[Stored items from a collection]
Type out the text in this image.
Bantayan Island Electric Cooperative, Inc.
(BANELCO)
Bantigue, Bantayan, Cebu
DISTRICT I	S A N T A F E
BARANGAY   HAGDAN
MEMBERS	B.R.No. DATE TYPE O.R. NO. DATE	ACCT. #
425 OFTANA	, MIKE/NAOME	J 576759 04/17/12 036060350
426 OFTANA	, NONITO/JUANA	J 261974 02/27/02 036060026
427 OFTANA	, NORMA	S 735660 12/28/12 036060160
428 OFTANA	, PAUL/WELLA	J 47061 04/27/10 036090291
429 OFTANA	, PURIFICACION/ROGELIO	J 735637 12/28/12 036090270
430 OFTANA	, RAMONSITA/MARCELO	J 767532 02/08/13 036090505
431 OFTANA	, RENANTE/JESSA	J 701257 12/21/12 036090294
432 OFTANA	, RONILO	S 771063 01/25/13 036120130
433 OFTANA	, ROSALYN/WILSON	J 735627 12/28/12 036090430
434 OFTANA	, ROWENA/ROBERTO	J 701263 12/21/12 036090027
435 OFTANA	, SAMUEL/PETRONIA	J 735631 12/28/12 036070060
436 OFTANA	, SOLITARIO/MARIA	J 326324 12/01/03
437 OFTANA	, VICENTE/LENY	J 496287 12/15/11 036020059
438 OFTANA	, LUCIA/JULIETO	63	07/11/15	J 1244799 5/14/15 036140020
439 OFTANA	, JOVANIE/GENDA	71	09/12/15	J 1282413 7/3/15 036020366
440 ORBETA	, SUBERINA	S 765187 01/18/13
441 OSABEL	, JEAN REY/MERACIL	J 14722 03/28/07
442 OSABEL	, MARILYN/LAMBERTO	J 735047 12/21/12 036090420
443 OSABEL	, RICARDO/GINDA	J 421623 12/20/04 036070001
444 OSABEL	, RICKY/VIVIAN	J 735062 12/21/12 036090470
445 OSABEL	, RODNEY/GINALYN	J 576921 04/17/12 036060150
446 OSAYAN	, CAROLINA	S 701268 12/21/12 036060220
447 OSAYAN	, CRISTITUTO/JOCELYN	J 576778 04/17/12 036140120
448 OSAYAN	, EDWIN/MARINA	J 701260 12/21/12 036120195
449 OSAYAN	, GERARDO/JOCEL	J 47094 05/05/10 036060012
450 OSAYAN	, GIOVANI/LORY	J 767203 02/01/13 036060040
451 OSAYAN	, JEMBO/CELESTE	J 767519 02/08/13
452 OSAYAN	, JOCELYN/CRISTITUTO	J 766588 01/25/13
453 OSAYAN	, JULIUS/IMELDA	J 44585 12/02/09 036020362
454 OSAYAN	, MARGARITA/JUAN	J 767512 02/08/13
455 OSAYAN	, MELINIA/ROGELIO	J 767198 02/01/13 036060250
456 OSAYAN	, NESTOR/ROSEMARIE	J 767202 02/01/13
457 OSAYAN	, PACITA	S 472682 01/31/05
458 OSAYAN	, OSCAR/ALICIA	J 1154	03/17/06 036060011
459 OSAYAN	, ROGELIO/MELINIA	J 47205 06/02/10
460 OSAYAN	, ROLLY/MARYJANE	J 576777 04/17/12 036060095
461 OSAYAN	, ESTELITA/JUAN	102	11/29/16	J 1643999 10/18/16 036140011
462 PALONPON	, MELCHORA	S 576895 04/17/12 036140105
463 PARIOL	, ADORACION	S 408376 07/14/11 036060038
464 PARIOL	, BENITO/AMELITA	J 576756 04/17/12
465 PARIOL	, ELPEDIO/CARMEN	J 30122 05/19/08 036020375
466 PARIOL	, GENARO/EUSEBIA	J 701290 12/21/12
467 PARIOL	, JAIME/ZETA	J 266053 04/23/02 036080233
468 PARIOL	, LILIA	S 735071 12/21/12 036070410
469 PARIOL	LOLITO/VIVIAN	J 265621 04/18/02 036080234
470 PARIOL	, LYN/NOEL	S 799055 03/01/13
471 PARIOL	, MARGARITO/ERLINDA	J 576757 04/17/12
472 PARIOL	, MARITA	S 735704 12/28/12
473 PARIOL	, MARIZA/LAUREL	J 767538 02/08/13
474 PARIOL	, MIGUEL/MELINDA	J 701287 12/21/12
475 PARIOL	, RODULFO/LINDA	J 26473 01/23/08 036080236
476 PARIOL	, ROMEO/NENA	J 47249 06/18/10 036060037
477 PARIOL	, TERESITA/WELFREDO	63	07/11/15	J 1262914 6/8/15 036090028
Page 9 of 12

Work to be completed → Quote the whole listing above, leaving nothing out.

The answer →
Type out the text in this image.
Bantayan Island Electric Cooperative, Inc.
(BANELCO)
Bantigue, Bantayan, Cebu
DISTRICT I	S A N T A F E
BARANGAY   HAGDAN
MEMBERS	B.R.No. DATE TYPE O.R. NO. DATE	ACCT. #
425 OFTANA	, MIKE/NAOME	J 576759 04/17/12 036060350
426 OFTANA	, NONITO/JUANA	J 261974 02/27/02 036060026
427 OFTANA	, NORMA	S 735660 12/28/12 036060160
428 OFTANA	, PAUL/WELLA	J 47061 04/27/10 036090291
429 OFTANA	, PURIFICACION/ROGELIO	J 735637 12/28/12 036090270
430 OFTANA	, RAMONSITA/MARCELO	J 767532 02/08/13 036090505
431 OFTANA	, RENANTE/JESSA	J 701257 12/21/12 036090294
432 OFTANA	, RONILO	S 771063 01/25/13 036120130
433 OFTANA	, ROSALYN/WILSON	J 735627 12/28/12 036090430
434 OFTANA	, ROWENA/ROBERTO	J 701263 12/21/12 036090027
435 OFTANA	, SAMUEL/PETRONIA	J 735631 12/28/12 036070060
436 OFTANA	, SOLITARIO/MARIA	J 326324 12/01/03
437 OFTANA	, VICENTE/LENY	J 496287 12/15/11 036020059
438 OFTANA	, LUCIA/JULIETO	63	07/11/15	J 1244799 5/14/15 036140020
439 OFTANA	, JOVANIE/GENDA	71	09/12/15	J 1282413 7/3/15 036020366
440 ORBETA	, SUBERINA	S 765187 01/18/13
441 OSABEL	, JEAN REY/MERACIL	J 14722 03/28/07
442 OSABEL	, MARILYN/LAMBERTO	J 735047 12/21/12 036090420
443 OSABEL	, RICARDO/GINDA	J 421623 12/20/04 036070001
444 OSABEL	, RICKY/VIVIAN	J 735062 12/21/12 036090470
445 OSABEL	, RODNEY/GINALYN	J 576921 04/17/12 036060150
446 OSAYAN	, CAROLINA	S 701268 12/21/12 036060220
447 OSAYAN	, CRISTITUTO/JOCELYN	J 576778 04/17/12 036140120
448 OSAYAN	, EDWIN/MARINA	J 701260 12/21/12 036120195
449 OSAYAN	, GERARDO/JOCEL	J 47094 05/05/10 036060012
450 OSAYAN	, GIOVANI/LORY	J 767203 02/01/13 036060040
451 OSAYAN	, JEMBO/CELESTE	J 767519 02/08/13
452 OSAYAN	, JOCELYN/CRISTITUTO	J 766588 01/25/13
453 OSAYAN	, JULIUS/IMELDA	J 44585 12/02/09 036020362
454 OSAYAN	, MARGARITA/JUAN	J 767512 02/08/13
455 OSAYAN	, MELINIA/ROGELIO	J 767198 02/01/13 036060250
456 OSAYAN	, NESTOR/ROSEMARIE	J 767202 02/01/13
457 OSAYAN	, PACITA	S 472682 01/31/05
458 OSAYAN	, OSCAR/ALICIA	J 1154	03/17/06 036060011
459 OSAYAN	, ROGELIO/MELINIA	J 47205 06/02/10
460 OSAYAN	, ROLLY/MARYJANE	J 576777 04/17/12 036060095
461 OSAYAN	, ESTELITA/JUAN	102	11/29/16	J 1643999 10/18/16 036140011
462 PALONPON	, MELCHORA	S 576895 04/17/12 036140105
463 PARIOL	, ADORACION	S 408376 07/14/11 036060038
464 PARIOL	, BENITO/AMELITA	J 576756 04/17/12
465 PARIOL	, ELPEDIO/CARMEN	J 30122 05/19/08 036020375
466 PARIOL	, GENARO/EUSEBIA	J 701290 12/21/12
467 PARIOL	, JAIME/ZETA	J 266053 04/23/02 036080233
468 PARIOL	, LILIA	S 735071 12/21/12 036070410
469 PARIOL	LOLITO/VIVIAN	J 265621 04/18/02 036080234
470 PARIOL	, LYN/NOEL	S 799055 03/01/13
471 PARIOL	, MARGARITO/ERLINDA	J 576757 04/17/12
472 PARIOL	, MARITA	S 735704 12/28/12
473 PARIOL	, MARIZA/LAUREL	J 767538 02/08/13
474 PARIOL	, MIGUEL/MELINDA	J 701287 12/21/12
475 PARIOL	, RODULFO/LINDA	J 26473 01/23/08 036080236
476 PARIOL	, ROMEO/NENA	J 47249 06/18/10 036060037
477 PARIOL	, TERESITA/WELFREDO	63	07/11/15	J 1262914 6/8/15 036090028
Page 9 of 12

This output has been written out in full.